Raw data:

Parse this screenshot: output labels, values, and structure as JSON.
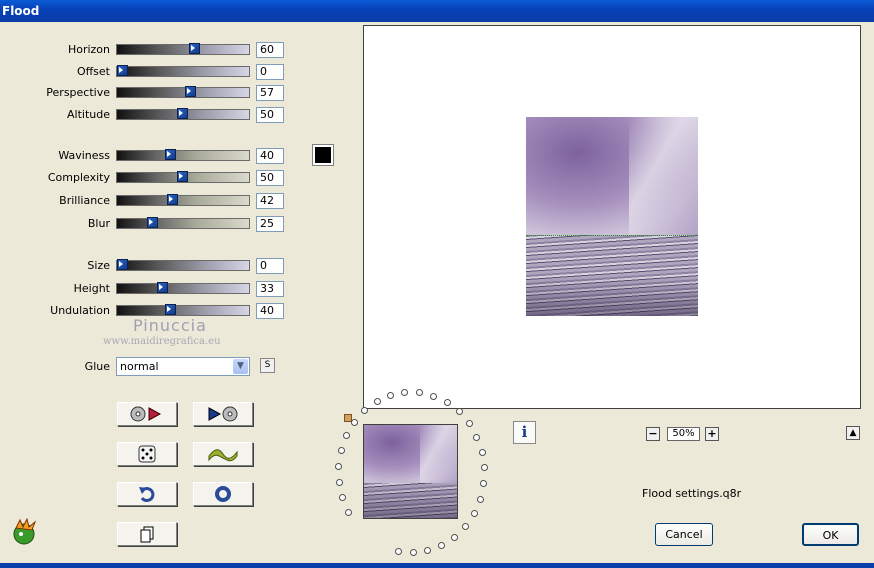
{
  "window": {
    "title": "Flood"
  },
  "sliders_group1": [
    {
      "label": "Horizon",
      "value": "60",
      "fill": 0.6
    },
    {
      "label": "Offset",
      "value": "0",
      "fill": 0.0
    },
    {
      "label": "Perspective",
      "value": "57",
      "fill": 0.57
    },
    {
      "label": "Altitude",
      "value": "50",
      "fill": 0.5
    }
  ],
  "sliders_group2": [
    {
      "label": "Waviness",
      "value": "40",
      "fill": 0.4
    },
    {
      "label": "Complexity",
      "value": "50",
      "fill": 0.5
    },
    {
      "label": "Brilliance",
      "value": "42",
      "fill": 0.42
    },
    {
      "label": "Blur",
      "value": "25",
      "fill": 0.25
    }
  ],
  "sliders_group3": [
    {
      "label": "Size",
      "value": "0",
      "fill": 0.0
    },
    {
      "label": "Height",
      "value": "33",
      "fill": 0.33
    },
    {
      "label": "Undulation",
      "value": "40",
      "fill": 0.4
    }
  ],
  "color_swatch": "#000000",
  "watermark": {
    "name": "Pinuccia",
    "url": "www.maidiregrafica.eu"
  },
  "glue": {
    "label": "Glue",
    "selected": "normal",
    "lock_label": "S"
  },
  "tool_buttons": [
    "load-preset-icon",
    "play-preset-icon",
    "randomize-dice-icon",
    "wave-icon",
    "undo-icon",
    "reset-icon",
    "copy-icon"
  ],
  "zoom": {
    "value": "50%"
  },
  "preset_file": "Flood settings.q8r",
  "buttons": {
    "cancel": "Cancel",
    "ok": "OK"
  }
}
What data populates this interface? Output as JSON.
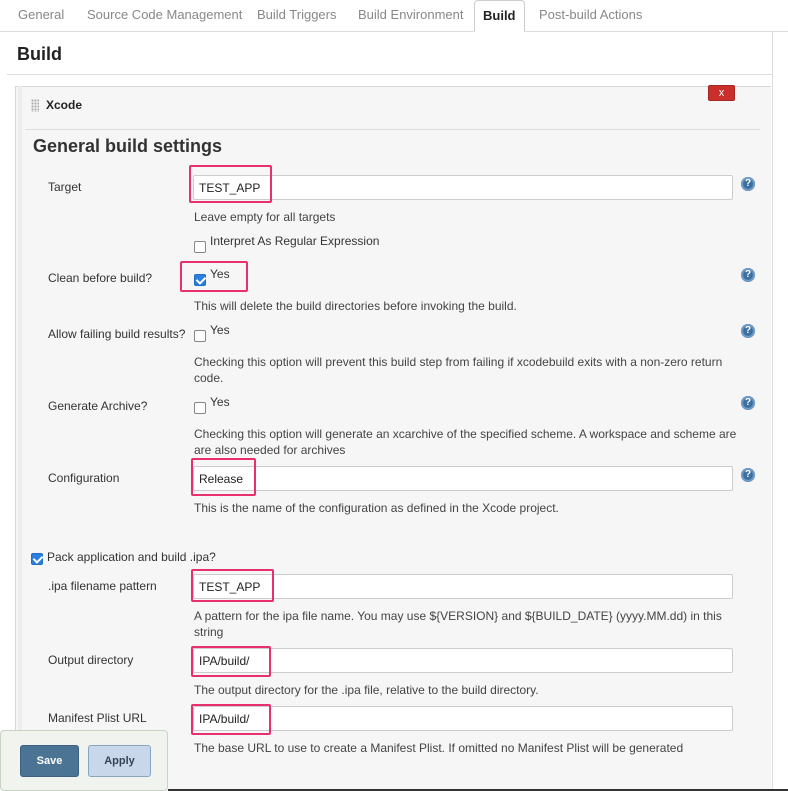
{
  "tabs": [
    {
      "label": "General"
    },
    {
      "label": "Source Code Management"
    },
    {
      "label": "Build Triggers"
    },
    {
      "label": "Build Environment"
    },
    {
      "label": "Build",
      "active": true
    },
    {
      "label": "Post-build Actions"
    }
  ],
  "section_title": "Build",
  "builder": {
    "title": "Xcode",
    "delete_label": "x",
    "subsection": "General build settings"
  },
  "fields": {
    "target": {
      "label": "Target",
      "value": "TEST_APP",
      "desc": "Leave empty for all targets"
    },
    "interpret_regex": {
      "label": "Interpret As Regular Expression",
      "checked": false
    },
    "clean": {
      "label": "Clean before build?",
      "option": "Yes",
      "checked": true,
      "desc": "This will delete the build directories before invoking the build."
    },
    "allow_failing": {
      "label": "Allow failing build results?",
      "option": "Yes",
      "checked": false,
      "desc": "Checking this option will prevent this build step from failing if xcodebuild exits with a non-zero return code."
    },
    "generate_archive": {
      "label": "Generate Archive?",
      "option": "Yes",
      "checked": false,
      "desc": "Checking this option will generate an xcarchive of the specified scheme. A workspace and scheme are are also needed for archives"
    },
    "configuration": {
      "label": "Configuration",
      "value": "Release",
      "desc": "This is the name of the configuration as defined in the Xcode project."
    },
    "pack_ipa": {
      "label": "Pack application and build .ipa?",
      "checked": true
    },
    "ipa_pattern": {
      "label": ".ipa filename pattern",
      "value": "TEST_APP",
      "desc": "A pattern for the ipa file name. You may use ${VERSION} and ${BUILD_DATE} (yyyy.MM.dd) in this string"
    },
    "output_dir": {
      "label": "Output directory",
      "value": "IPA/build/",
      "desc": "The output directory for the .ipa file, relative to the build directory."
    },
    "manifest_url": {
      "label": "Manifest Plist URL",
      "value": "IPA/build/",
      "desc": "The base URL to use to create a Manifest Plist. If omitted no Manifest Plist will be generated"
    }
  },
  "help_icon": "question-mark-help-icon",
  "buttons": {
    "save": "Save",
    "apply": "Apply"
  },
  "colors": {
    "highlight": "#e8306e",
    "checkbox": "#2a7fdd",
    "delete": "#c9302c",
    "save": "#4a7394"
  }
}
--
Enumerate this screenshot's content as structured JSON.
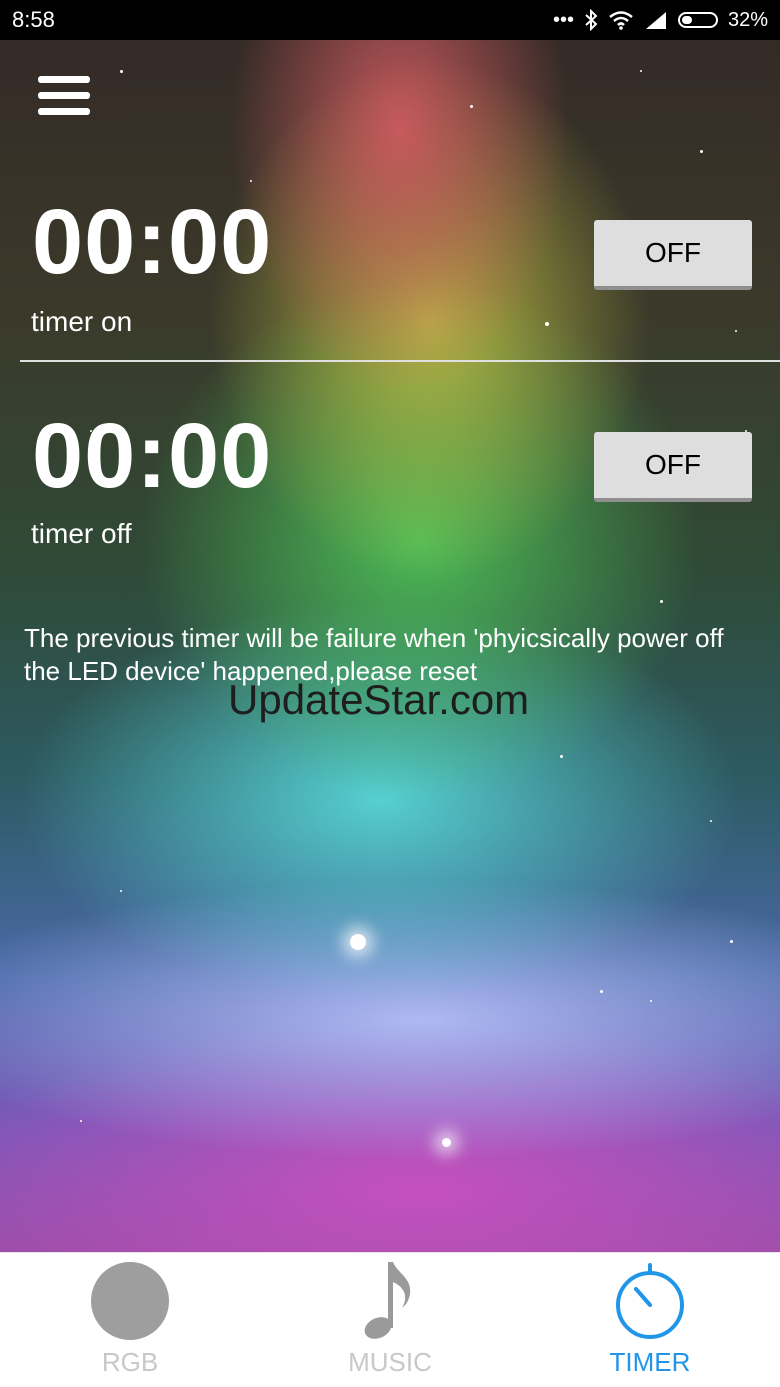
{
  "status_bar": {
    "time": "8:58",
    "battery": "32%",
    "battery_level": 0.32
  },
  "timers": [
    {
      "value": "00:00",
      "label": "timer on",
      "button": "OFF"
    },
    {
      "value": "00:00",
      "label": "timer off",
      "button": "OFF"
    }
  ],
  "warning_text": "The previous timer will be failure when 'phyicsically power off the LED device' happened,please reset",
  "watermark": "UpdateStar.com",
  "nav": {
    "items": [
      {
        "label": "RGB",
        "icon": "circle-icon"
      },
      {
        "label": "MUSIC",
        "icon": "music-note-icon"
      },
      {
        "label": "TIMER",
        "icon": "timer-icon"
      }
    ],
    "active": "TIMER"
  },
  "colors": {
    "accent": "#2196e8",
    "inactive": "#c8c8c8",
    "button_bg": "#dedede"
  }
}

Work to do: Copy each line of the listing that contains the string "checked".

The output:
      "checked": false
      "checked": true,
      "checked": false,
      "checked": false,
      "checked": true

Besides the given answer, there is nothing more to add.